----- Text block

Among the S1 variables, 54 were significantly related to forest AGB (p < 0.05), including two backscatter values (VV, VH), four window sizes of VH_MEA, VH_VAR, VH_COR, and all 10 texture variables of VV. The backscatter values were positively related to AGB. With the growth of the window size, the r values of those 13 texture variables increased. Except for four sizes of VV_CON, VV_DIS and VV_ENT were negatively related to AGB, and the other 40 texture variables showed positive correlations. In other words, increasing the smoothness and the order of the VV backscatter indicated the decrease of the forest AGB. The top five AGB-related S1 variables were VV_ASM11, VV_ENE11, VV_MAX11, VV_ENT11, and VV_HOM11.
As for S2, 21 variables were significantly related to forest AGB, excluding B5, 12, TSAVI, S2REP, and Cwc. The reflectance of B2–B4 were negatively related to AGB, while the other 18 variables showed the positive correlation. The reflectance of B2, NDI45, PSSRa, MCARI, and GNDVI displayed the strongest correlation with AGB. The vegetation indices that were calculated and synthesized by characteristic bands of S2 to monitor the chlorophyll of the vegetation were more distinguished and important for predicting forest AGB.
There were four topographical variables, i.e., H, M, TWI, and SPI, that obtained significant correlation with forest AGB, while impacts from the other eight factors were marginal. Elevation and wetness derived from SRTM DEM showed a positive influence on the increase of AGB; however, the surface roughness was negative. Hybrid macro-topographic indicators, as well as elevation, were more useful than other variables from SRTM DEM.

----------

* Task brief *
In the text on forest AGB correlations, which Sentinel-2 reflectances were negatively related to AGB?

----- Study material

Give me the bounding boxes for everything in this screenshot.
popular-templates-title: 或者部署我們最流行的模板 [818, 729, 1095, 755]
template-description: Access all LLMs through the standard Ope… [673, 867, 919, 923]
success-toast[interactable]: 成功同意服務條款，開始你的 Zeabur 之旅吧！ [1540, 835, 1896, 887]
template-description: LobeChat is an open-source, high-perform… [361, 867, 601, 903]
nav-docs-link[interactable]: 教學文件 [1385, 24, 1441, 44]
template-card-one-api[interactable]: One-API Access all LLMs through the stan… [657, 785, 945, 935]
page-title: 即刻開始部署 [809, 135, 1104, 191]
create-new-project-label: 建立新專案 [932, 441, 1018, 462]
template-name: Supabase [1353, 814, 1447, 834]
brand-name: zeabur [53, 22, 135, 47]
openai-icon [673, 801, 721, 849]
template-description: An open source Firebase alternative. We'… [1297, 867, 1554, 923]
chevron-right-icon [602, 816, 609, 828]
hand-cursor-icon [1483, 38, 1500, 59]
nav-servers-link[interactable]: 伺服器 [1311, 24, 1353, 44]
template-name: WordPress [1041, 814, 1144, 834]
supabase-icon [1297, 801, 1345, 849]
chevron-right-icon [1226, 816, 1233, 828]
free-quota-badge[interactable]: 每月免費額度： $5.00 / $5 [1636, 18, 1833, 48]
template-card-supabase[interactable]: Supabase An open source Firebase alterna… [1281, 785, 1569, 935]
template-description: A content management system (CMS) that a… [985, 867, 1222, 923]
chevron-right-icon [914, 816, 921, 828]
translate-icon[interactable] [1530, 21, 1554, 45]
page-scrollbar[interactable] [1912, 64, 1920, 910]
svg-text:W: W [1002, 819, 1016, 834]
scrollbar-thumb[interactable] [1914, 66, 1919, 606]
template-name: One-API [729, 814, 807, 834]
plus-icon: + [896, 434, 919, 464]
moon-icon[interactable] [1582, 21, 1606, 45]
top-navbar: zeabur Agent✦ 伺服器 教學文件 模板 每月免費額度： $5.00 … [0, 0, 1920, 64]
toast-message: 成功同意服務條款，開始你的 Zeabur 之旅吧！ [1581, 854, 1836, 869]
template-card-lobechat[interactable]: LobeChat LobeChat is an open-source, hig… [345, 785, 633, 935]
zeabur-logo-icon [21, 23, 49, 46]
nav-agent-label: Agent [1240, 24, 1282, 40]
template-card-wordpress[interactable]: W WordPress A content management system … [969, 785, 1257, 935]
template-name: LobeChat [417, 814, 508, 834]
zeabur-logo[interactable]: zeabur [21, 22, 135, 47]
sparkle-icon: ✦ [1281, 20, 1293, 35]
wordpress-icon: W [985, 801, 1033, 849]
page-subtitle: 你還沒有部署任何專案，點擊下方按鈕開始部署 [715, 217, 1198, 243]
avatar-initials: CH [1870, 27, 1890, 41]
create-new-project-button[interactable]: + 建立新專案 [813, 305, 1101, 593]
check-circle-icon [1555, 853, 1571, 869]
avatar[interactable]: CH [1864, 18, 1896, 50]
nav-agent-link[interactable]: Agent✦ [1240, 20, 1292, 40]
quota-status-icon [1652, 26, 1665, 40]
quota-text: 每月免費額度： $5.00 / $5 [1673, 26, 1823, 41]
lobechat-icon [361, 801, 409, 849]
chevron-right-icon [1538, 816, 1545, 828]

----------

* Exercise output *
The reflectance of B2–B4.